### Given instruction
Please find all lines in the data that hold the string "Slice" and copy them.

▬▬▬

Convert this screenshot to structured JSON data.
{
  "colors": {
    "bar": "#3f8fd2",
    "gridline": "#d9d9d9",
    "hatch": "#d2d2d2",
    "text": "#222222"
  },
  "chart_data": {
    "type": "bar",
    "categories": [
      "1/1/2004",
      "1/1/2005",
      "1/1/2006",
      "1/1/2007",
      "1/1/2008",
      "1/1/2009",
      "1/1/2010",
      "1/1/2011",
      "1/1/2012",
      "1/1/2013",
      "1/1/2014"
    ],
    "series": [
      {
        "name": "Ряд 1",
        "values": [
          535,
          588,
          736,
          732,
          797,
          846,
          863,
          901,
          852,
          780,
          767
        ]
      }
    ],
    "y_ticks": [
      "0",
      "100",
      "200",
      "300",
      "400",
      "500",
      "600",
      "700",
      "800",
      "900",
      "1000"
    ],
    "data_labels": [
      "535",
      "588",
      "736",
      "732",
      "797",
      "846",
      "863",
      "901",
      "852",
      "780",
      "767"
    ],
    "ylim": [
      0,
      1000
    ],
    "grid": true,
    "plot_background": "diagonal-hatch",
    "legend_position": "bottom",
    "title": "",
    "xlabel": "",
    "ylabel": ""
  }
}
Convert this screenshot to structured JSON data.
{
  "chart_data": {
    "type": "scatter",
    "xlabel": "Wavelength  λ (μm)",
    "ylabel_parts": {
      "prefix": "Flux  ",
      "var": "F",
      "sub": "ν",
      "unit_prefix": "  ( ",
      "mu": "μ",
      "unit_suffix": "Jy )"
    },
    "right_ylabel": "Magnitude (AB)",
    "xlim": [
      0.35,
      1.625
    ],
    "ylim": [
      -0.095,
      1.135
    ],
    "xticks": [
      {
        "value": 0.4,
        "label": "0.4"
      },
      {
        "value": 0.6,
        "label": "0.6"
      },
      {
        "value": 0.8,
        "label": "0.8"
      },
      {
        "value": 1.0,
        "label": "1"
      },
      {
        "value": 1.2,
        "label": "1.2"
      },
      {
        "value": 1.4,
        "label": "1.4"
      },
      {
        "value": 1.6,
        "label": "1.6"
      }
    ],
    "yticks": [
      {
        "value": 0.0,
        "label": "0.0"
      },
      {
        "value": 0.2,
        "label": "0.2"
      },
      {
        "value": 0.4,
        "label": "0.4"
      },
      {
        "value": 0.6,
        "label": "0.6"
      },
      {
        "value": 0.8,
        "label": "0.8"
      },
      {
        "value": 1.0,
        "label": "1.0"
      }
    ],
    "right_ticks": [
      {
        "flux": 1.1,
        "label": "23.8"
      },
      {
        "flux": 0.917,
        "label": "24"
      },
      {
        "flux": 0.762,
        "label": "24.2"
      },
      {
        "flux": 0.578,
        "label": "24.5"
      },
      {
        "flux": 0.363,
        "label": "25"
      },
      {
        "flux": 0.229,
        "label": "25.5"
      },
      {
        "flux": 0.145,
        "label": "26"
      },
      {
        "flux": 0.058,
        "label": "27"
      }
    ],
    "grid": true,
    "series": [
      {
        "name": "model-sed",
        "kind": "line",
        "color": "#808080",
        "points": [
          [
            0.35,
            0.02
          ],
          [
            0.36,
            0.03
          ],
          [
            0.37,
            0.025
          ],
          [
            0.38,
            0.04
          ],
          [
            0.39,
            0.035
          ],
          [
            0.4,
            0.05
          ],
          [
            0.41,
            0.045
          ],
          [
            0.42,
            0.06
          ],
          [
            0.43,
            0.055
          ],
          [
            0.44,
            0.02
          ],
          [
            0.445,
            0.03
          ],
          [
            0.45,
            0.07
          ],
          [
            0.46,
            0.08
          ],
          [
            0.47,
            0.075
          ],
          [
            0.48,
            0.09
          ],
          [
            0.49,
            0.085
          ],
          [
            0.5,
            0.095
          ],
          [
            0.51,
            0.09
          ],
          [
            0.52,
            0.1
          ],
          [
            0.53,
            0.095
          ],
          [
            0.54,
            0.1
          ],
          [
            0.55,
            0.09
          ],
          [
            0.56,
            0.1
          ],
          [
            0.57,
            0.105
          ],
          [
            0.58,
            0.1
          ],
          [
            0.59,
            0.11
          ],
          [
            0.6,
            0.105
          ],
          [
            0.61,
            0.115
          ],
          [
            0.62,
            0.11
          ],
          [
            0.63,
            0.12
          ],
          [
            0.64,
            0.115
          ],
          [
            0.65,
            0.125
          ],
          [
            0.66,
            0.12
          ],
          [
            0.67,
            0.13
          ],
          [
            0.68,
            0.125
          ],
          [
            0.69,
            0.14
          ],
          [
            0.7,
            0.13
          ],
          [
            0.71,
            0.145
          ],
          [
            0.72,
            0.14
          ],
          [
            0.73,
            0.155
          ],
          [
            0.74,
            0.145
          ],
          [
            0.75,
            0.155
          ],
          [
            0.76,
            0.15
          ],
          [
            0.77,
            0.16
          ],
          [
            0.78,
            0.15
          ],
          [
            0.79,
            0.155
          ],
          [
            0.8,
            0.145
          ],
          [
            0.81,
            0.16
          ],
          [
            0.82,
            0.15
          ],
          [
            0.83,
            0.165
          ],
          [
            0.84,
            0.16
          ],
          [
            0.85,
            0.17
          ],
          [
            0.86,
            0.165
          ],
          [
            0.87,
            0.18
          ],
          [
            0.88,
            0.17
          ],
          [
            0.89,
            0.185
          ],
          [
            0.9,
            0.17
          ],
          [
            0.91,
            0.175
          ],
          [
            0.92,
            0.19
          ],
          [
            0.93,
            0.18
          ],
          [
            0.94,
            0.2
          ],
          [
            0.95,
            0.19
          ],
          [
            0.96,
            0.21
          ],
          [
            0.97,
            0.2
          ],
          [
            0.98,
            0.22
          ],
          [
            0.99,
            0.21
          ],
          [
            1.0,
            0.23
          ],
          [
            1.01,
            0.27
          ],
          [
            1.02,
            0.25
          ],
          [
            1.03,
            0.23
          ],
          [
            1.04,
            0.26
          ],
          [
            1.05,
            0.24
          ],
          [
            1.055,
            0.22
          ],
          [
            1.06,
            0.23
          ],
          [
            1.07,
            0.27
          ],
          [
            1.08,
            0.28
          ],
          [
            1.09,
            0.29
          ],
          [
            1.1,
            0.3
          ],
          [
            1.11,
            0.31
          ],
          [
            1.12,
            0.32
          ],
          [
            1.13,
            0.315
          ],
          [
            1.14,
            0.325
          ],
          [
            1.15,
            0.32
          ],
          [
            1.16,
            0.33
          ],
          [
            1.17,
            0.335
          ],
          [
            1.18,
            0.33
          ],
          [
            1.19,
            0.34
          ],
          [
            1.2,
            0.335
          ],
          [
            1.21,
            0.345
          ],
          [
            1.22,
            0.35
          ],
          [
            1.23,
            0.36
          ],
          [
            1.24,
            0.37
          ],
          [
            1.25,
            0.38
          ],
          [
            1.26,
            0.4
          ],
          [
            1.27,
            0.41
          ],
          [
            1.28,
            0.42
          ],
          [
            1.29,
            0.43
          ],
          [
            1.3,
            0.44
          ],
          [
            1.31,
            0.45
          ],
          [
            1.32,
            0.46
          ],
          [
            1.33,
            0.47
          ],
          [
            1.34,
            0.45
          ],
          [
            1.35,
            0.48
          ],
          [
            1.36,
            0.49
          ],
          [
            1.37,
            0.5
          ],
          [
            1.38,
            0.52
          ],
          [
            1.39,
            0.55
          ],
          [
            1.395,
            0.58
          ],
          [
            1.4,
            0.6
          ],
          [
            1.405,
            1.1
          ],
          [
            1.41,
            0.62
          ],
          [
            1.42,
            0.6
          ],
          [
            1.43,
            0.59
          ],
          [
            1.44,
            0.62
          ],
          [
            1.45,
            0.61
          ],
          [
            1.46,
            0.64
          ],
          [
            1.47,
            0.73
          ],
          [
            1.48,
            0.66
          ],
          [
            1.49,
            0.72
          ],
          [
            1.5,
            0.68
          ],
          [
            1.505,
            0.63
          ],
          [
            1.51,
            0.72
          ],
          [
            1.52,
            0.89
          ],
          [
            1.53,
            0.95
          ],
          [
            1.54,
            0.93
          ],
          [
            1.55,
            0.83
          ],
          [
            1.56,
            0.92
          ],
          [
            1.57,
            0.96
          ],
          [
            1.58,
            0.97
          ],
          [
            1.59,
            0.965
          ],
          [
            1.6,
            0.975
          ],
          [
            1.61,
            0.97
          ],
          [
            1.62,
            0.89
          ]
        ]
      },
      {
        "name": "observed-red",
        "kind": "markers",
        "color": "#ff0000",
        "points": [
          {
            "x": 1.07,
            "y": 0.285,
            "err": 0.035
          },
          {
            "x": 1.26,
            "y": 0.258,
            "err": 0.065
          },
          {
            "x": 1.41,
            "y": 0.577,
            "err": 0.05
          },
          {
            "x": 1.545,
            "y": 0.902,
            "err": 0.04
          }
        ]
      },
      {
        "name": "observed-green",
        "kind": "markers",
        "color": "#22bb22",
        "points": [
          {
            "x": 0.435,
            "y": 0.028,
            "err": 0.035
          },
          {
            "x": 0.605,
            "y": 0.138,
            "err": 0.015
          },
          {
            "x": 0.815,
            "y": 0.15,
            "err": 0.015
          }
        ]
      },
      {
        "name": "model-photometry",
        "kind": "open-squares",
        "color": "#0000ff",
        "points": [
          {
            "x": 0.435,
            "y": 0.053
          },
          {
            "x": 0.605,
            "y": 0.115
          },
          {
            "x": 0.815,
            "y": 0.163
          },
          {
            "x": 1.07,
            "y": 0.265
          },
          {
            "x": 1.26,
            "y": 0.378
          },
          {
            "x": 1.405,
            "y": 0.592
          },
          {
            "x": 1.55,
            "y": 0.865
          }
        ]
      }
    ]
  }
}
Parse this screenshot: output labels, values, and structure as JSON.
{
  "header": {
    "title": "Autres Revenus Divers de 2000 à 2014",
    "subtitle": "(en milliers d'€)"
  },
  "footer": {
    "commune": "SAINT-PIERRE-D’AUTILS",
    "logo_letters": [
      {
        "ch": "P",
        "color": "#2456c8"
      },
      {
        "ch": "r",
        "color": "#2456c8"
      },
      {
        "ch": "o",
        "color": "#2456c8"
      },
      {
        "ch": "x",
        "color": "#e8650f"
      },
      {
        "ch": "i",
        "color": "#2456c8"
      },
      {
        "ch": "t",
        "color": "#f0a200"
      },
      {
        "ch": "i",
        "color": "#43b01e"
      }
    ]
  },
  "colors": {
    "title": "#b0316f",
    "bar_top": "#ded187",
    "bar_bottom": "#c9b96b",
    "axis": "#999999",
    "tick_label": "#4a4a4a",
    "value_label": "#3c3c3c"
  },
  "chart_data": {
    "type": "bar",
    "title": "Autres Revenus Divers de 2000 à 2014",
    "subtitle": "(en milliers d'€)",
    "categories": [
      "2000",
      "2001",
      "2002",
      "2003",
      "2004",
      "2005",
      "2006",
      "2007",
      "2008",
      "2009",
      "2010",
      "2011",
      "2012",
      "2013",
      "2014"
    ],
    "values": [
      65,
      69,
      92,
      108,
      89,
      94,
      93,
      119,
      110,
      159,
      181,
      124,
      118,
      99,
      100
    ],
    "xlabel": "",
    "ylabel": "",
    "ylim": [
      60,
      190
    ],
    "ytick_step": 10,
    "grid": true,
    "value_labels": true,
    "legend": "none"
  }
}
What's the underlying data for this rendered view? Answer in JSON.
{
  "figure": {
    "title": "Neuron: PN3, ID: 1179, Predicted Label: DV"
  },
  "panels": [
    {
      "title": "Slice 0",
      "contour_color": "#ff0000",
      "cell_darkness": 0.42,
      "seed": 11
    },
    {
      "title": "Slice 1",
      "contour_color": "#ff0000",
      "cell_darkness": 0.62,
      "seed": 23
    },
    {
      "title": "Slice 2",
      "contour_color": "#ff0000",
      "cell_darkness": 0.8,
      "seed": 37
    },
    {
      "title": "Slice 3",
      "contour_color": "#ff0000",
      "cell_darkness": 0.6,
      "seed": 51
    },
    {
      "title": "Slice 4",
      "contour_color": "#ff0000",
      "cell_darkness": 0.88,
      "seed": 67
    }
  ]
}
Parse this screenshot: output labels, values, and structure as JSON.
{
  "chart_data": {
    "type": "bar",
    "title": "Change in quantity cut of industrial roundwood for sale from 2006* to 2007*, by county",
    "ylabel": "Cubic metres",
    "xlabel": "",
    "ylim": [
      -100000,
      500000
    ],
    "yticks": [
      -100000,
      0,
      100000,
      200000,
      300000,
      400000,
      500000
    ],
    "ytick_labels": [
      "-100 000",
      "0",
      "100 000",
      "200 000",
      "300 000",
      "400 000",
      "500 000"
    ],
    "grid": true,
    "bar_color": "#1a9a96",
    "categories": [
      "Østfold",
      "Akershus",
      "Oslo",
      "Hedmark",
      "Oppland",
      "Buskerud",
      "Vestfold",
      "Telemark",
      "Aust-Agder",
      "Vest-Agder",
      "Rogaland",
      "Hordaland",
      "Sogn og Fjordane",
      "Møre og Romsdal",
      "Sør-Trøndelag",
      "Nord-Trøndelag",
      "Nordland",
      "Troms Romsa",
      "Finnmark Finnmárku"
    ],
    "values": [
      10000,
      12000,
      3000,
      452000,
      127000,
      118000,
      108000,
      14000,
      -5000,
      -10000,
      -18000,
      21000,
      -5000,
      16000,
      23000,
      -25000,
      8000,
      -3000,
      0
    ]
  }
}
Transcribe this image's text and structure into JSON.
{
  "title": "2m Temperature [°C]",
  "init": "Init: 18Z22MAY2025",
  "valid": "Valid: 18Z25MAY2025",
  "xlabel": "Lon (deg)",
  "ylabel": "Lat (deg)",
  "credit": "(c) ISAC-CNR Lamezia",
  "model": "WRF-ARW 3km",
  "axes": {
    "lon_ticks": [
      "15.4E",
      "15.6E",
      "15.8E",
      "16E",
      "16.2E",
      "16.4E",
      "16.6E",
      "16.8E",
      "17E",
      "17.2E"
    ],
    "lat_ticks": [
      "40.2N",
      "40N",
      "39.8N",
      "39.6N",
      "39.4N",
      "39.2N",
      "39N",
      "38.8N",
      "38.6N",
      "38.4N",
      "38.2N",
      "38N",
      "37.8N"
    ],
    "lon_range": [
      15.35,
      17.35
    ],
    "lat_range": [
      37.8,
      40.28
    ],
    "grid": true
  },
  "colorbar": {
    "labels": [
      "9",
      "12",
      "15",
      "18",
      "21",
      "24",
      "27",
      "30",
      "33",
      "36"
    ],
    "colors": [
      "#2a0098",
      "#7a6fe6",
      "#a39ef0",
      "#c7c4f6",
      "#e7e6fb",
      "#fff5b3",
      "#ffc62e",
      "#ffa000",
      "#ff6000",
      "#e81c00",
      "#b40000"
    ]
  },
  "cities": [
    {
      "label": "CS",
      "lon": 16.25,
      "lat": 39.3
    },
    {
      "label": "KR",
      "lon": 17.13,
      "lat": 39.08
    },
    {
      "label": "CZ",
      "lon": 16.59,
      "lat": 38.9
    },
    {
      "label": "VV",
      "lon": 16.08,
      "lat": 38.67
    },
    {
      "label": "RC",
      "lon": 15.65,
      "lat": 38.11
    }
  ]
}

▬▬▬

### Right answer
      "title": "Slice 0",
      "title": "Slice 1",
      "title": "Slice 2",
      "title": "Slice 3",
      "title": "Slice 4",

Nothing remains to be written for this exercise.